WHAT IS REQUIRED ▸ Output every record below exactly as it appears.
*-*-*
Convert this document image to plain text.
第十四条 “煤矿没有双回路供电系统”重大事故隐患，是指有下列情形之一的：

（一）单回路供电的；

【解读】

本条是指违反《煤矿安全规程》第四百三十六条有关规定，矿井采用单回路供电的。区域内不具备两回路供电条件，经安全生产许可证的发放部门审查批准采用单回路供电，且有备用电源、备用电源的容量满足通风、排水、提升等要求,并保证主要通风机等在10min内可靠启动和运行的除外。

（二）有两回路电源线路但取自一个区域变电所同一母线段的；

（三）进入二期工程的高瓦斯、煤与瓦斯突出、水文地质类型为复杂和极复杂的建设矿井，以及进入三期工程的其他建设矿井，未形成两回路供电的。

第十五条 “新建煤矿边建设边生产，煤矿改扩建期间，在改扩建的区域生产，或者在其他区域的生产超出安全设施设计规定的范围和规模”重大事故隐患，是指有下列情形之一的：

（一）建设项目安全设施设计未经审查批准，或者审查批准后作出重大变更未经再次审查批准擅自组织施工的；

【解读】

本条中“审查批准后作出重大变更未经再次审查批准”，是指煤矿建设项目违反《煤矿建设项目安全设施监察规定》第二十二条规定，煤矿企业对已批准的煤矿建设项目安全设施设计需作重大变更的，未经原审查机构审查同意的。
*-*-*
THE OUTPUT ▸
Convert this document image to plain text.
第十四条 “煤矿没有双回路供电系统”重大事故隐患，是指有下列情形之一的：

（一）单回路供电的；

【解读】

本条是指违反《煤矿安全规程》第四百三十六条有关规定，矿井采用单回路供电的。区域内不具备两回路供电条件，经安全生产许可证的发放部门审查批准采用单回路供电，且有备用电源、备用电源的容量满足通风、排水、提升等要求,并保证主要通风机等在10min内可靠启动和运行的除外。

（二）有两回路电源线路但取自一个区域变电所同一母线段的；

（三）进入二期工程的高瓦斯、煤与瓦斯突出、水文地质类型为复杂和极复杂的建设矿井，以及进入三期工程的其他建设矿井，未形成两回路供电的。

第十五条 “新建煤矿边建设边生产，煤矿改扩建期间，在改扩建的区域生产，或者在其他区域的生产超出安全设施设计规定的范围和规模”重大事故隐患，是指有下列情形之一的：

（一）建设项目安全设施设计未经审查批准，或者审查批准后作出重大变更未经再次审查批准擅自组织施工的；

【解读】

本条中“审查批准后作出重大变更未经再次审查批准”，是指煤矿建设项目违反《煤矿建设项目安全设施监察规定》第二十二条规定，煤矿企业对已批准的煤矿建设项目安全设施设计需作重大变更的，未经原审查机构审查同意的。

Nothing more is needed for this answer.